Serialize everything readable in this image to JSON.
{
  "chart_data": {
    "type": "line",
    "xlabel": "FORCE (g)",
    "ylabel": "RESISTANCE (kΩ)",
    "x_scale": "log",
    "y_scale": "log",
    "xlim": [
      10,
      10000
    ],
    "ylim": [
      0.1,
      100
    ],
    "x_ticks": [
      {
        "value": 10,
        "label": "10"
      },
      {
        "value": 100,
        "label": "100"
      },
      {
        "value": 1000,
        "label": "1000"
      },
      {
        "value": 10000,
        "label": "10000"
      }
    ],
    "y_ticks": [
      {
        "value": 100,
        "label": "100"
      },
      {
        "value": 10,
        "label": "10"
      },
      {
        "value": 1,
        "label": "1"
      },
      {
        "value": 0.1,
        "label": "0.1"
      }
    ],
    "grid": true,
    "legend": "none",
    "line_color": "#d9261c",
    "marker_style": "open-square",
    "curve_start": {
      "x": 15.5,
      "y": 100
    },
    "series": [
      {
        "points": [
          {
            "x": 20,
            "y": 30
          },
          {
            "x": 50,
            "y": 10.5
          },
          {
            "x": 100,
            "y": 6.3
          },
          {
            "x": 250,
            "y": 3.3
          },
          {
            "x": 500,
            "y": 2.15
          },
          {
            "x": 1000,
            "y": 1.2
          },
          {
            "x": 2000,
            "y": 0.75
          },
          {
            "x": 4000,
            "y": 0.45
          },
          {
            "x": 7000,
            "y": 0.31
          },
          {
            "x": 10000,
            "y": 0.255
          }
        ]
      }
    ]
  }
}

__Your instructions__. Your task is to return the full listing exactly as it was given.

__Solution for this task__.
Serialize everything readable in this image to JSON.
{
  "chart_data": {
    "type": "line",
    "xlabel": "FORCE (g)",
    "ylabel": "RESISTANCE (kΩ)",
    "x_scale": "log",
    "y_scale": "log",
    "xlim": [
      10,
      10000
    ],
    "ylim": [
      0.1,
      100
    ],
    "x_ticks": [
      {
        "value": 10,
        "label": "10"
      },
      {
        "value": 100,
        "label": "100"
      },
      {
        "value": 1000,
        "label": "1000"
      },
      {
        "value": 10000,
        "label": "10000"
      }
    ],
    "y_ticks": [
      {
        "value": 100,
        "label": "100"
      },
      {
        "value": 10,
        "label": "10"
      },
      {
        "value": 1,
        "label": "1"
      },
      {
        "value": 0.1,
        "label": "0.1"
      }
    ],
    "grid": true,
    "legend": "none",
    "line_color": "#d9261c",
    "marker_style": "open-square",
    "curve_start": {
      "x": 15.5,
      "y": 100
    },
    "series": [
      {
        "points": [
          {
            "x": 20,
            "y": 30
          },
          {
            "x": 50,
            "y": 10.5
          },
          {
            "x": 100,
            "y": 6.3
          },
          {
            "x": 250,
            "y": 3.3
          },
          {
            "x": 500,
            "y": 2.15
          },
          {
            "x": 1000,
            "y": 1.2
          },
          {
            "x": 2000,
            "y": 0.75
          },
          {
            "x": 4000,
            "y": 0.45
          },
          {
            "x": 7000,
            "y": 0.31
          },
          {
            "x": 10000,
            "y": 0.255
          }
        ]
      }
    ]
  }
}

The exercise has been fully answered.